• _Extracted text_:
# Text, bytes and fun..

In [4]:
def czynność(аргумент):
    print(аргумент * 2)
    
czynność(42)

84


Wait a minute, does Python allow Unicode?

In [5]:
czynność.__name__

'czynność'

0_o with great power comes great responsibility

Let's harness it.

# Today's agenda
* Strings in Python 3.x
* `str` and `bytes`
* < Intermission > : Python's builtin functions
* Unicode support: encoding & decoding
* Encoding detection
* Regular expressions 101

 ### (not relevant for english-speakers)
Rule #0: you shouldn't use non-latin letters in code. `def czynność():` is unacceptable.

## Some simple string methods

### Strings support slices

In [6]:
s = 'Lorem ipsum dolor sit amet, consectetur adipiscing elit'
print(s[10 : 20])
print(s[10 : 20 : 3])

m dolor si
mori


### Immutable, support basic maths (addition, multiplication)

In [7]:
s += '!' * 2
print(s)

• _Source records_:
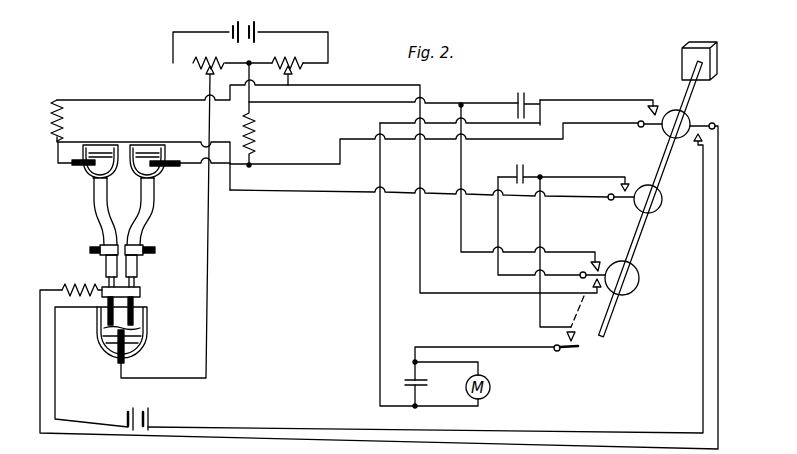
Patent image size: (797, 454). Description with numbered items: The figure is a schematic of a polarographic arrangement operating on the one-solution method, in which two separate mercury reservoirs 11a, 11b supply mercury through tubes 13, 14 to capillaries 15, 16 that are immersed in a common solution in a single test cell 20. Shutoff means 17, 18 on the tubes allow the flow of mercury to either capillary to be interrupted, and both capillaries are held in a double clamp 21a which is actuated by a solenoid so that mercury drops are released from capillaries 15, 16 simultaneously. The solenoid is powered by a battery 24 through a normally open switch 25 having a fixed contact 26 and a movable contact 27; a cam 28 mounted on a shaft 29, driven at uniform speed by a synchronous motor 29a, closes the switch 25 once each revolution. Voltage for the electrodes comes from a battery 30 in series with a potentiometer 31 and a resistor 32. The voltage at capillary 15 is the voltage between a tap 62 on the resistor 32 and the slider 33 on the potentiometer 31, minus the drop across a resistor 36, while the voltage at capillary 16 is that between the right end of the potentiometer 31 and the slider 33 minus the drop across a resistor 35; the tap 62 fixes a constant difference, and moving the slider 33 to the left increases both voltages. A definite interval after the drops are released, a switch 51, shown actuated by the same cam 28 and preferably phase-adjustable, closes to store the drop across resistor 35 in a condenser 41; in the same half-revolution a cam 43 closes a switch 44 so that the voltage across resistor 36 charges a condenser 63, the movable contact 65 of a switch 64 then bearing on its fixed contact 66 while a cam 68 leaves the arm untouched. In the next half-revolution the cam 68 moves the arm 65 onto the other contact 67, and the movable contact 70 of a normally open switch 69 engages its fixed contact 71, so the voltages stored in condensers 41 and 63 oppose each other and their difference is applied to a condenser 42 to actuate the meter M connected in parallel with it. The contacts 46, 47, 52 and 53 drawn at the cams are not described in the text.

The mercury reservoir 11a is at (84, 172).
The mercury reservoir 11b is at (160, 172).
The tube 13 is at (95, 210).
The tube 14 is at (150, 210).
The capillary 15 is at (106, 280).
The capillary 16 is at (137, 280).
The shutoff means 17 is at (92, 249).
The shutoff means 18 is at (146, 249).
The test cell 20 is at (146, 340).
The double clamp 21a is at (141, 293).
The battery 24 is at (148, 415).
The switch 25 is at (716, 132).
The fixed contact 26 is at (697, 145).
The movable contact 27 is at (705, 124).
The cam 28 is at (684, 116).
The shaft 29 is at (640, 233).
The synchronous motor 29a is at (682, 58).
The battery 30 is at (229, 28).
The potentiometer 31 is at (210, 58).
The resistor 32 is at (302, 60).
The slider 33 is at (207, 72).
The resistor 35 is at (256, 126).
The resistor 36 is at (60, 114).
The condenser 41 is at (528, 100).
The condenser 42 is at (419, 383).
The cam 43 is at (662, 196).
The switch 44 is at (638, 182).
The contact 46 is at (615, 189).
The contact 47 is at (610, 202).
The switch 51 is at (661, 99).
The contact 52 is at (647, 129).
The contact 53 is at (645, 112).
The tap 62 is at (294, 80).
The condenser 63 is at (526, 172).
The switch 64 is at (614, 253).
The movable contact 65 is at (582, 272).
The fixed contact 66 is at (592, 288).
The switch contact 67 is at (591, 260).
The cam 68 is at (640, 279).
The switch 69 is at (588, 349).
The movable contact 70 is at (560, 352).
The fixed contact 71 is at (580, 338).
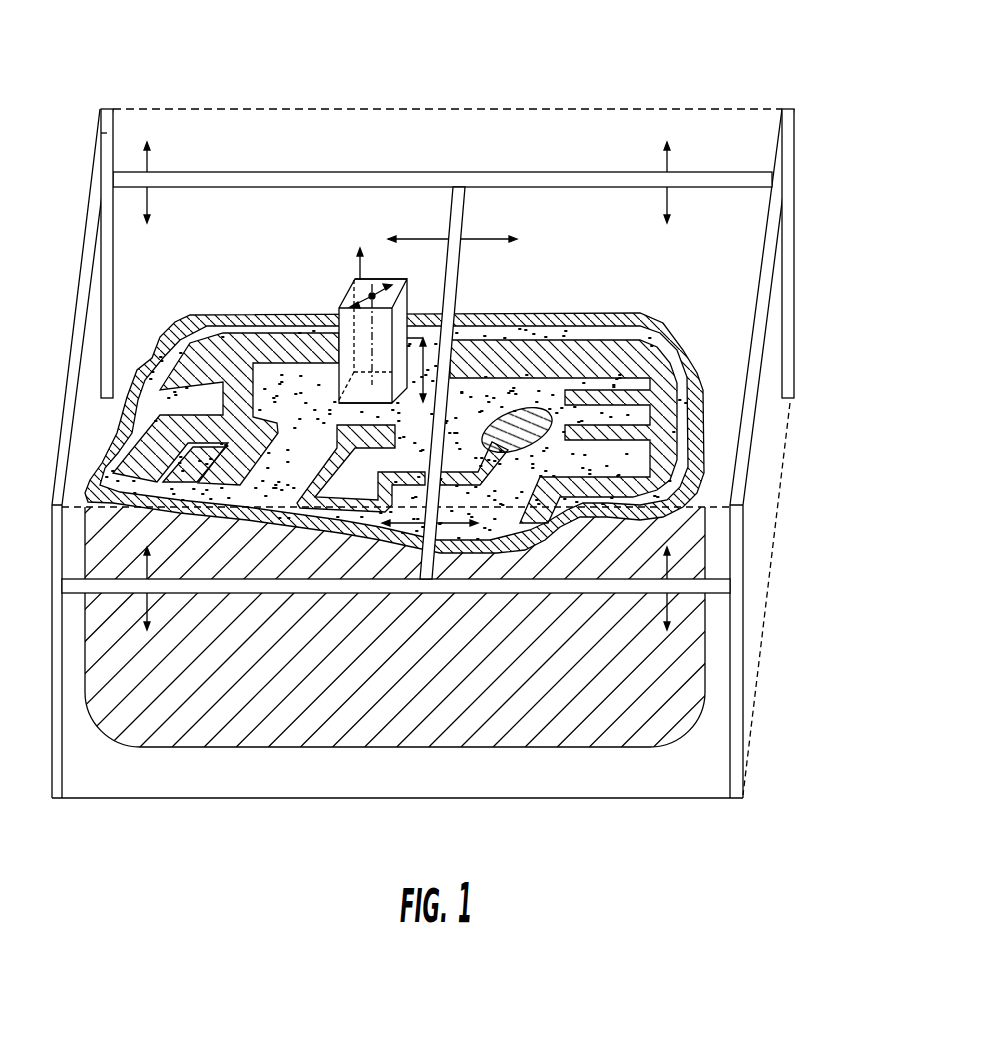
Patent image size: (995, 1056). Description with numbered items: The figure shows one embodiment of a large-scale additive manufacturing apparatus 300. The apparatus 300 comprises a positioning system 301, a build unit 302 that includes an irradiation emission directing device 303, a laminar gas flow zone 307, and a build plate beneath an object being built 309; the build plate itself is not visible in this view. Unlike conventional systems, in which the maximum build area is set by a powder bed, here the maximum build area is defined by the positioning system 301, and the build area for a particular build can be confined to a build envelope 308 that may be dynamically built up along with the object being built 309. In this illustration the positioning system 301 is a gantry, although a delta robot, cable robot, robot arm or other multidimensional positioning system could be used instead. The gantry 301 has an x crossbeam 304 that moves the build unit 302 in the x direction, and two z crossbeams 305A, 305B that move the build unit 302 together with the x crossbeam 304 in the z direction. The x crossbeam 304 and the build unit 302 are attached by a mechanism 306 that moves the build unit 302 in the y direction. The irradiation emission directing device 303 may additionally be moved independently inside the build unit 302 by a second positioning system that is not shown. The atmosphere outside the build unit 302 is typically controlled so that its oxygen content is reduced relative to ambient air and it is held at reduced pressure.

The large-scale additive manufacturing apparatus 300 is at (473, 94).
The positioning system 301 is at (104, 113).
The build unit 302 is at (357, 277).
The irradiation emission directing device 303 is at (400, 277).
The x crossbeam 304 is at (460, 270).
The z crossbeam 305A is at (235, 172).
The z crossbeam 305B is at (222, 593).
The mechanism 306 is at (428, 372).
The laminar gas flow zone 307 is at (365, 408).
The build envelope 308 is at (663, 322).
The object being built 309 is at (680, 406).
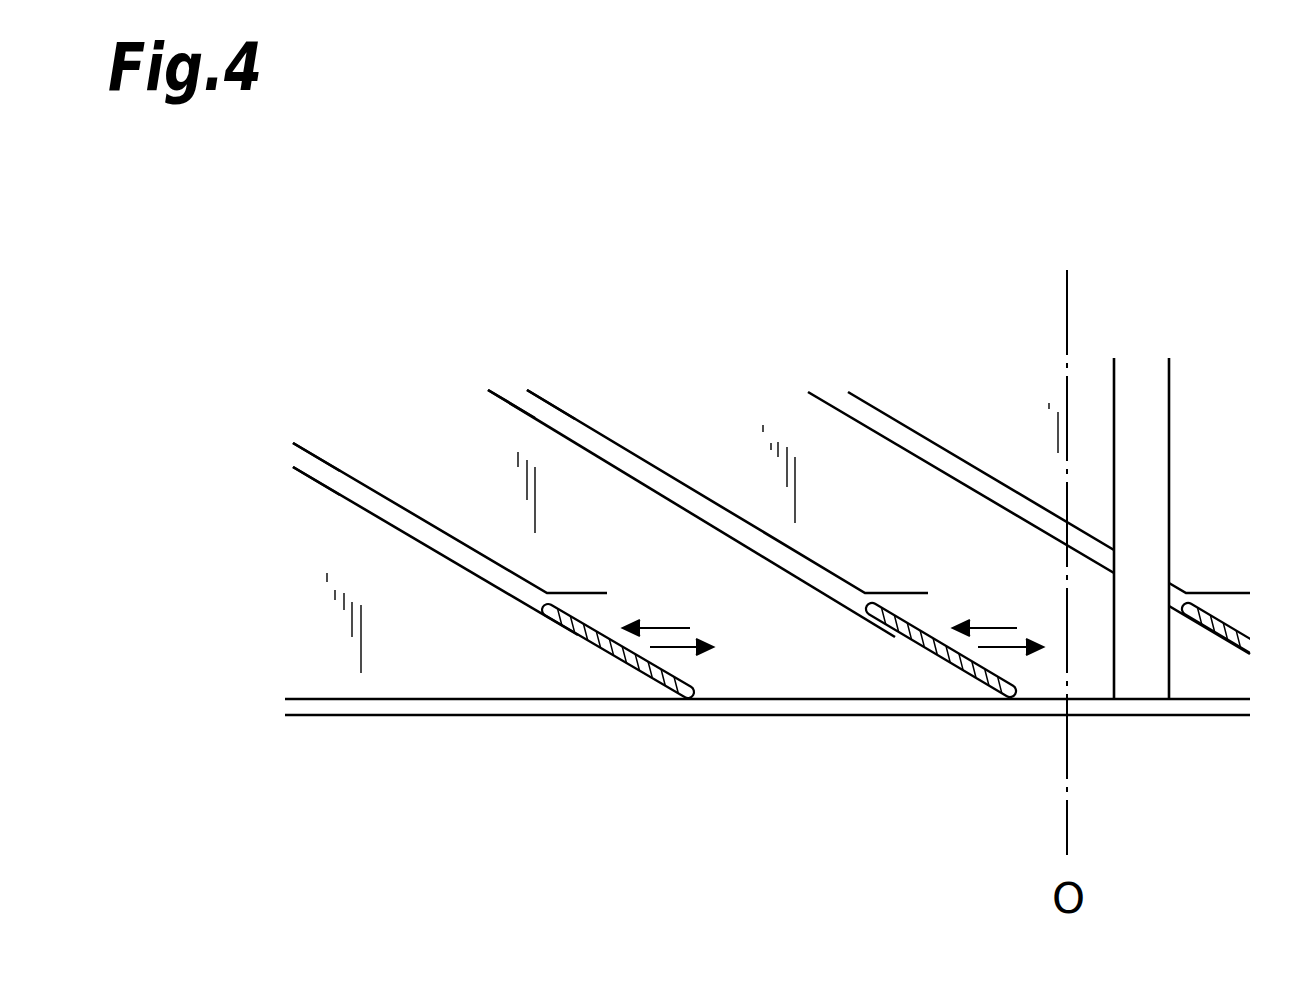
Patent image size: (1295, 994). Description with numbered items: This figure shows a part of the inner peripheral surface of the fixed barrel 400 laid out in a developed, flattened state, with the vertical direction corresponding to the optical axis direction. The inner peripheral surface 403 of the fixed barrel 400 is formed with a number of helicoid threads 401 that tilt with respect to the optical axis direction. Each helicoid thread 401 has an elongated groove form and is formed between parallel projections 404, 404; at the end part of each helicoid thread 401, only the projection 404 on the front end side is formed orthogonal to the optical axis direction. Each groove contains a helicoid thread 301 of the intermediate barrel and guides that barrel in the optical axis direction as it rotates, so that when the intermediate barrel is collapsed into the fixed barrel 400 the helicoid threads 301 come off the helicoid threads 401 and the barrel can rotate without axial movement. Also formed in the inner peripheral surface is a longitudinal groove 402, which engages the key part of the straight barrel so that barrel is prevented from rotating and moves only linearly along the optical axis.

The fixed barrel 400 is at (746, 718).
The inner peripheral surface 403 is at (442, 677).
The helicoid thread 401 is at (381, 497).
The projection 404 is at (308, 448).
The helicoid thread 301 is at (637, 675).
The longitudinal groove 402 is at (1159, 409).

• _Goal 1_:
In the entries, begin at the line that has "Patent image size: (1295, 994)." and stop after the line that has "The projection 404 is at (308, 448).". Rewrite those lines, replacing "flattened" with "unrolled" and leaving everything else unchanged.
• _Goal 2_:
Continue the notebook on Python strings and bytes from the point where it ends.
The text and the entries are unrelated to each other.

• _Reply 1_:
Patent image size: (1295, 994). Description with numbered items: This figure shows a part of the inner peripheral surface of the fixed barrel 400 laid out in a developed, unrolled state, with the vertical direction corresponding to the optical axis direction. The inner peripheral surface 403 of the fixed barrel 400 is formed with a number of helicoid threads 401 that tilt with respect to the optical axis direction. Each helicoid thread 401 has an elongated groove form and is formed between parallel projections 404, 404; at the end part of each helicoid thread 401, only the projection 404 on the front end side is formed orthogonal to the optical axis direction. Each groove contains a helicoid thread 301 of the intermediate barrel and guides that barrel in the optical axis direction as it rotates, so that when the intermediate barrel is collapsed into the fixed barrel 400 the helicoid threads 301 come off the helicoid threads 401 and the barrel can rotate without axial movement. Also formed in the inner peripheral surface is a longitudinal groove 402, which engages the key part of the straight barrel so that barrel is prevented from rotating and moves only linearly along the optical axis.

The fixed barrel 400 is at (746, 718).
The inner peripheral surface 403 is at (442, 677).
The helicoid thread 401 is at (381, 497).
The projection 404 is at (308, 448).

• _Reply 2_:
s[1] = '?'

Lorem ipsum dolor sit amet, consectetur adipiscing elit!!


TypeError: 'str' object does not support item assignment

### String join / split

In [8]:
print(s.split())
print(s.split('sit'))

['Lorem', 'ipsum', 'dolor', 'sit', 'amet,', 'consectetur', 'adipiscing', 'elit!!']
['Lorem ipsum dolor ', ' amet, consectetur adipiscing elit!!']


In [9]:
words = s.split(' ')

In [10]:
print(''.join(words))
print(' '.join(words))
print(' ^_^ '.join(words))

Loremipsumdolorsitamet,consecteturadipiscingelit!!
Lorem ipsum dolor sit amet, consectetur adipiscing elit!!
Lorem ^_^ ipsum ^_^ dolor ^_^ sit ^_^ amet, ^_^ consectetur ^_^ adipiscing ^_^ elit!!


### Basic transformations: upper, lower

In [14]:
s.upper()

'LOREM IPSUM DOLOR SIT AMET, CONSECTETUR ADIPISCING ELIT!!'

In [15]:
s.lower()

'lorem ipsum dolor sit amet, consectetur adipiscing elit!!'

In [16]:
s.lower().capitalize()

'Lorem ipsum dolor sit amet, consectetur adipiscing elit!!'

In [4]:
s.title()

'Lorem Ipsum Dolor Sit Amet, Consectetur Adipiscing Elit!!'

# Substring search

In [17]:
'lorem' in s, 'lorem' in s.lower()

(False, True)

In [18]:
s.find('ipsum') # returns first index

6

In [19]:
s.find('nonexistent') # or -1 

-1

In [None]:
s.index('ipsum')

In [None]:
s.index('nonexistent')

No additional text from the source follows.